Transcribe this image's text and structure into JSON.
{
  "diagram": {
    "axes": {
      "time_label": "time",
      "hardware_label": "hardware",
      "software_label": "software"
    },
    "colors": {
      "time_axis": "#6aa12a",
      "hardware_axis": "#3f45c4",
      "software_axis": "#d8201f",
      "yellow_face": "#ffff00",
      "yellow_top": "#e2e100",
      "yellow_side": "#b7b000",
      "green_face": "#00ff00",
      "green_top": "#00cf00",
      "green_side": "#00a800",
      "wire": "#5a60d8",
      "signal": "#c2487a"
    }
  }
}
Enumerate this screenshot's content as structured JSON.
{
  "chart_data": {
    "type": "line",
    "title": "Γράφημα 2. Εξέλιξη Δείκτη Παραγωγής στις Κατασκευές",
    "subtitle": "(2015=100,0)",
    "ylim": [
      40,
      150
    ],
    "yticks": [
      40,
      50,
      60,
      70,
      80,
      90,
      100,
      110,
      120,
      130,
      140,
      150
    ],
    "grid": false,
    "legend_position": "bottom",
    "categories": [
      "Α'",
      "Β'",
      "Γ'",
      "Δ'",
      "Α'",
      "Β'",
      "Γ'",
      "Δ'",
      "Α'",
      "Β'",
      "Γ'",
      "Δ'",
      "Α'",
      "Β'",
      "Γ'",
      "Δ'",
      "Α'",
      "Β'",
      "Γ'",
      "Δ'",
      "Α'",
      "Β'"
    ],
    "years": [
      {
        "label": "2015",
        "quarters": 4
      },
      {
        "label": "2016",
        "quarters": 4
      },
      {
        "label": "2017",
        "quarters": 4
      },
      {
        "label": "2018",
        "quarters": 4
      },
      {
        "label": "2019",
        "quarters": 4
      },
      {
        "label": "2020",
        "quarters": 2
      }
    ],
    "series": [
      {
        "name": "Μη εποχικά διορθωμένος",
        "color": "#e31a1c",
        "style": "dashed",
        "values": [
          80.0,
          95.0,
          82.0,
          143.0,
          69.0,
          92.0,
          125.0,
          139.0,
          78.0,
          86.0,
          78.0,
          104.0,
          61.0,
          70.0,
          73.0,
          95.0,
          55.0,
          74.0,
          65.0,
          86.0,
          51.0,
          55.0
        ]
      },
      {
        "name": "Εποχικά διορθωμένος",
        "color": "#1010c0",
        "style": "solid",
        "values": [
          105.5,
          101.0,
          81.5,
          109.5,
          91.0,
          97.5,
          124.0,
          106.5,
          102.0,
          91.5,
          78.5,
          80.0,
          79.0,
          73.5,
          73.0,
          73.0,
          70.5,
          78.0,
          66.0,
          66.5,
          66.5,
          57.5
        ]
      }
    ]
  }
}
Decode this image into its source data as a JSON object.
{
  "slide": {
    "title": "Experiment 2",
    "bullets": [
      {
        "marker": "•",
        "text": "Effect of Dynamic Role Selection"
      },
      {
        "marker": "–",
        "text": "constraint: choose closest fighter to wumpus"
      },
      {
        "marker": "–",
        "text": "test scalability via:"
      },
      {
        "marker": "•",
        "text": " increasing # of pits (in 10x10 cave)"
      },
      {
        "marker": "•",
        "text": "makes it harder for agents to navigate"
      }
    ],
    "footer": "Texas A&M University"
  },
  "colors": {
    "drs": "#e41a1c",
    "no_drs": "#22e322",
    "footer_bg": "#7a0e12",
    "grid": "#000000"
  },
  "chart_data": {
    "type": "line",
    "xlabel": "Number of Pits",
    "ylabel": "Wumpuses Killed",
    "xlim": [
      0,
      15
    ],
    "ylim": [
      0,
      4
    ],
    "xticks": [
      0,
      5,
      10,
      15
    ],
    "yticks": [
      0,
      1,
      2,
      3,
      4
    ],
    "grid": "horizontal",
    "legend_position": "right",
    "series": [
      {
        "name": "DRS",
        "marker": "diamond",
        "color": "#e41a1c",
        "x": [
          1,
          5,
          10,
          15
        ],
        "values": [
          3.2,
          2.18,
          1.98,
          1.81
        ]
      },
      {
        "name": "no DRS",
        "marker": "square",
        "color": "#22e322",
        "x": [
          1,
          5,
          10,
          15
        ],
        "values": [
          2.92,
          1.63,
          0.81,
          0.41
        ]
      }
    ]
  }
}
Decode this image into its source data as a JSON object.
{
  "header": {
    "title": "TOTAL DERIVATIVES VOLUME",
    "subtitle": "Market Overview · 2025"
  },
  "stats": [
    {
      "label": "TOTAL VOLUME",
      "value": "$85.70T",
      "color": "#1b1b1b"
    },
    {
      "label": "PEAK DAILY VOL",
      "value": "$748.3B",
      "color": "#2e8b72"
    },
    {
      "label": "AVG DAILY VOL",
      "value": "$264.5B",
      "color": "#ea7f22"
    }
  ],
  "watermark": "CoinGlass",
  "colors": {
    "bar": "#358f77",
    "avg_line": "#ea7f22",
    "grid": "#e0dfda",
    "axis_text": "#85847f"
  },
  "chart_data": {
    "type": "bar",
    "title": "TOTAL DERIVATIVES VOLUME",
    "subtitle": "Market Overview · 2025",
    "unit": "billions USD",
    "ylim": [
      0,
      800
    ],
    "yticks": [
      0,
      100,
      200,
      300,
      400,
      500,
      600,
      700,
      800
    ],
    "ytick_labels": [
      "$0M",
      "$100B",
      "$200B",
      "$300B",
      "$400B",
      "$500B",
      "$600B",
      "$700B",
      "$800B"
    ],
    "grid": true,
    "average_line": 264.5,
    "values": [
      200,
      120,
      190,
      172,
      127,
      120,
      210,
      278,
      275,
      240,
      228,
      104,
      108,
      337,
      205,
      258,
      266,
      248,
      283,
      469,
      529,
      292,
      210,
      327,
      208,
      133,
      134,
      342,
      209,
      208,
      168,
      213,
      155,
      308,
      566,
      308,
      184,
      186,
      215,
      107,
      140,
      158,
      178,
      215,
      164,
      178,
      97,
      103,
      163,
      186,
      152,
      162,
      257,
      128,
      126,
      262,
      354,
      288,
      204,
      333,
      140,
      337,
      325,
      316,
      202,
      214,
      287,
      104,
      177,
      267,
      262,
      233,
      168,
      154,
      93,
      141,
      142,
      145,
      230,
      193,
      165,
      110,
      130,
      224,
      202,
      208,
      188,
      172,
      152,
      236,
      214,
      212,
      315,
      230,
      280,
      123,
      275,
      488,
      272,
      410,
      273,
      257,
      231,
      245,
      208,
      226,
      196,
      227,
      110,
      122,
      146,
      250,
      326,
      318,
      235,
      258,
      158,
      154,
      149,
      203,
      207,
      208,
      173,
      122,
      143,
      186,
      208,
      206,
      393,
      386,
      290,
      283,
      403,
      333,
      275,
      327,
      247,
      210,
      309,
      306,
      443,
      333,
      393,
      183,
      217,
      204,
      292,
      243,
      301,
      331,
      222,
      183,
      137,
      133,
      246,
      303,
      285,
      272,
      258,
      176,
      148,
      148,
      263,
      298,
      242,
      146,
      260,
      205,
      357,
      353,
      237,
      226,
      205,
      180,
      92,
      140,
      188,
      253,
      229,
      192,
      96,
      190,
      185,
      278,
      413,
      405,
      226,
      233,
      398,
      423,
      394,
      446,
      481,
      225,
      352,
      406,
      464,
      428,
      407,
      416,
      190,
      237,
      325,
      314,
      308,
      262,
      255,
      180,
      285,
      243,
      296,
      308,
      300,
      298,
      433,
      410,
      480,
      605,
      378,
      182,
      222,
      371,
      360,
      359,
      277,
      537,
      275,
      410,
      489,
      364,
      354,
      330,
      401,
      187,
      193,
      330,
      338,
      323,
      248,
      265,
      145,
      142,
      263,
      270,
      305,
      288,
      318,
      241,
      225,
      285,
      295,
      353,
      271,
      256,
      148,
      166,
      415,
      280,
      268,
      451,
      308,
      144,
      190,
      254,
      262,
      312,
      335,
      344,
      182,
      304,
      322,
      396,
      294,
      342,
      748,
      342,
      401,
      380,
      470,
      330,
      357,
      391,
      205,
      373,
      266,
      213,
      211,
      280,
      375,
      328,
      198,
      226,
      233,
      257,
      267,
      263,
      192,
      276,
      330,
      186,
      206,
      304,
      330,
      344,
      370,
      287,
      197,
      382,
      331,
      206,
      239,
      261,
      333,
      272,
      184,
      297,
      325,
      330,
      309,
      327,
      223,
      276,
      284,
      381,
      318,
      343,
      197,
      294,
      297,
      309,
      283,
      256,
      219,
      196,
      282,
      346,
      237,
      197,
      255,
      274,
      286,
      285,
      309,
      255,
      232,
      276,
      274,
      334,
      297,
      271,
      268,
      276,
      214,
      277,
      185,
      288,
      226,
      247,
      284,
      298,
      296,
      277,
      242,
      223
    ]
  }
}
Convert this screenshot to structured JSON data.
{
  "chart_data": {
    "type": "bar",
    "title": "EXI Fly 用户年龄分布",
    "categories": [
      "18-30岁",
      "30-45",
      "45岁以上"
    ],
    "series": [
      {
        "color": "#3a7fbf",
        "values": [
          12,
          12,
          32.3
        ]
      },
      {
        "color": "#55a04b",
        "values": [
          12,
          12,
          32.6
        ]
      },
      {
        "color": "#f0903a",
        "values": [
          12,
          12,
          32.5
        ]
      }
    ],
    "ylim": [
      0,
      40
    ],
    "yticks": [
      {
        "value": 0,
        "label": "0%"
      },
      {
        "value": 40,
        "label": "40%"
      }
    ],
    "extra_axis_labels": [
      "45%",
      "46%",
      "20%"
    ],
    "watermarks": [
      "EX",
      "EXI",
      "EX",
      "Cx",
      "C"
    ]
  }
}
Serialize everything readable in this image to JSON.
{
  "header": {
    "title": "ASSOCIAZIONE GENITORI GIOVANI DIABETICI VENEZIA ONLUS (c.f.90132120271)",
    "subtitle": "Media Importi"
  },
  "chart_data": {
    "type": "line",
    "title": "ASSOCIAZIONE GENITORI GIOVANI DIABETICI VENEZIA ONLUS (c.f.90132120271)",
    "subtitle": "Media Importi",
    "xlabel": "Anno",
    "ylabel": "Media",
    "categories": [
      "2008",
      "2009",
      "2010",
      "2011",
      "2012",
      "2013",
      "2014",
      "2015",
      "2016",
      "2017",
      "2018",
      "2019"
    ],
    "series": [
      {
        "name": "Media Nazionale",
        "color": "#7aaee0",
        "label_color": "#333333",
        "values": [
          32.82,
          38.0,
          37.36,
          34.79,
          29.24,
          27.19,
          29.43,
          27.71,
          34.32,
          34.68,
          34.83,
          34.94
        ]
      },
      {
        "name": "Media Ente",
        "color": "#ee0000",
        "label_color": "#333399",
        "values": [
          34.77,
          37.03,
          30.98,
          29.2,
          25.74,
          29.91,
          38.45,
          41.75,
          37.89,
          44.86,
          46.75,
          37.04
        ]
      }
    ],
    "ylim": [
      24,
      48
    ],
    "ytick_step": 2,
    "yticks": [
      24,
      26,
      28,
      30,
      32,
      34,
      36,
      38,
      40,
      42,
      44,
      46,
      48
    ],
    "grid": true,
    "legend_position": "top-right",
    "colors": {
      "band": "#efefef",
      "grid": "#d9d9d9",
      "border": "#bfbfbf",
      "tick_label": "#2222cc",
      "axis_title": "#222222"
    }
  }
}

**Requirements:**
Single out each line of the records above with the string "name" in it, and copy it.

**Answer:**
        "name": "Μη εποχικά διορθωμένος",
        "name": "Εποχικά διορθωμένος",
        "name": "DRS",
        "name": "no DRS",
        "name": "Media Nazionale",
        "name": "Media Ente",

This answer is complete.